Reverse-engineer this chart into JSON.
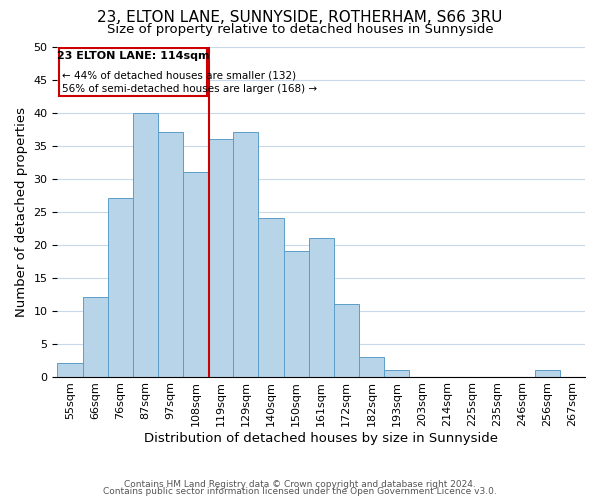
{
  "title": "23, ELTON LANE, SUNNYSIDE, ROTHERHAM, S66 3RU",
  "subtitle": "Size of property relative to detached houses in Sunnyside",
  "xlabel": "Distribution of detached houses by size in Sunnyside",
  "ylabel": "Number of detached properties",
  "bin_labels": [
    "55sqm",
    "66sqm",
    "76sqm",
    "87sqm",
    "97sqm",
    "108sqm",
    "119sqm",
    "129sqm",
    "140sqm",
    "150sqm",
    "161sqm",
    "172sqm",
    "182sqm",
    "193sqm",
    "203sqm",
    "214sqm",
    "225sqm",
    "235sqm",
    "246sqm",
    "256sqm",
    "267sqm"
  ],
  "bar_values": [
    2,
    12,
    27,
    40,
    37,
    31,
    36,
    37,
    24,
    19,
    21,
    11,
    3,
    1,
    0,
    0,
    0,
    0,
    0,
    1,
    0
  ],
  "bar_color": "#b8d4e8",
  "bar_edge_color": "#5a9ec9",
  "marker_label": "23 ELTON LANE: 114sqm",
  "marker_color": "#cc0000",
  "annotation_line1": "← 44% of detached houses are smaller (132)",
  "annotation_line2": "56% of semi-detached houses are larger (168) →",
  "annotation_box_color": "#cc0000",
  "ylim": [
    0,
    50
  ],
  "yticks": [
    0,
    5,
    10,
    15,
    20,
    25,
    30,
    35,
    40,
    45,
    50
  ],
  "footer_line1": "Contains HM Land Registry data © Crown copyright and database right 2024.",
  "footer_line2": "Contains public sector information licensed under the Open Government Licence v3.0.",
  "bg_color": "#ffffff",
  "grid_color": "#c8d8e8",
  "title_fontsize": 11,
  "subtitle_fontsize": 9.5,
  "axis_label_fontsize": 9.5,
  "tick_fontsize": 8,
  "footer_fontsize": 6.5
}
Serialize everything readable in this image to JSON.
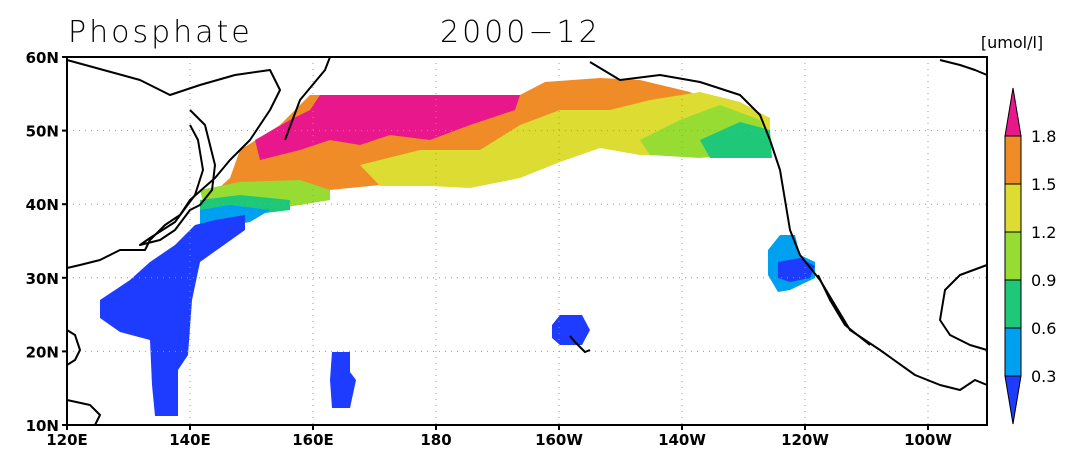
{
  "title": "Phosphate",
  "period": "2000−12",
  "units": "[umol/l]",
  "map": {
    "lat_labels": [
      "60N",
      "50N",
      "40N",
      "30N",
      "20N",
      "10N"
    ],
    "lon_labels": [
      "120E",
      "140E",
      "160E",
      "180",
      "160W",
      "140W",
      "120W",
      "100W"
    ]
  },
  "colorbar": {
    "labels": [
      "1.8",
      "1.5",
      "1.2",
      "0.9",
      "0.6",
      "0.3"
    ],
    "colors": [
      "#e8178c",
      "#f08c28",
      "#dcdc32",
      "#96dc32",
      "#1ec878",
      "#00a0f0",
      "#1e3cff"
    ]
  }
}
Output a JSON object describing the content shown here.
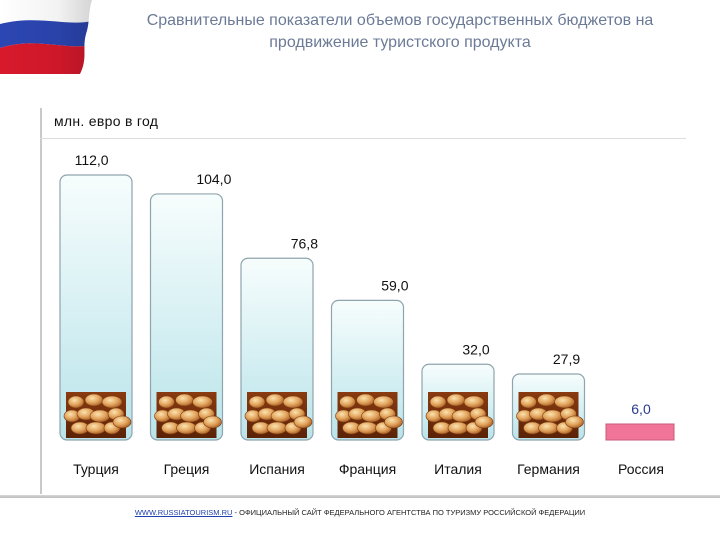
========================================================================
**THE REQUEST**
Go through the listing above and return every line where the word "houses" occurs.

**WRITTEN SOLUTION**
  "subtitle": "Size of property relative to detached houses in Sunnyside",
  "xlabel": "Distribution of detached houses by size in Sunnyside",
  "annotation_line1": "← 44% of detached houses are smaller (132)",
  "annotation_line2": "56% of semi-detached houses are larger (168) →",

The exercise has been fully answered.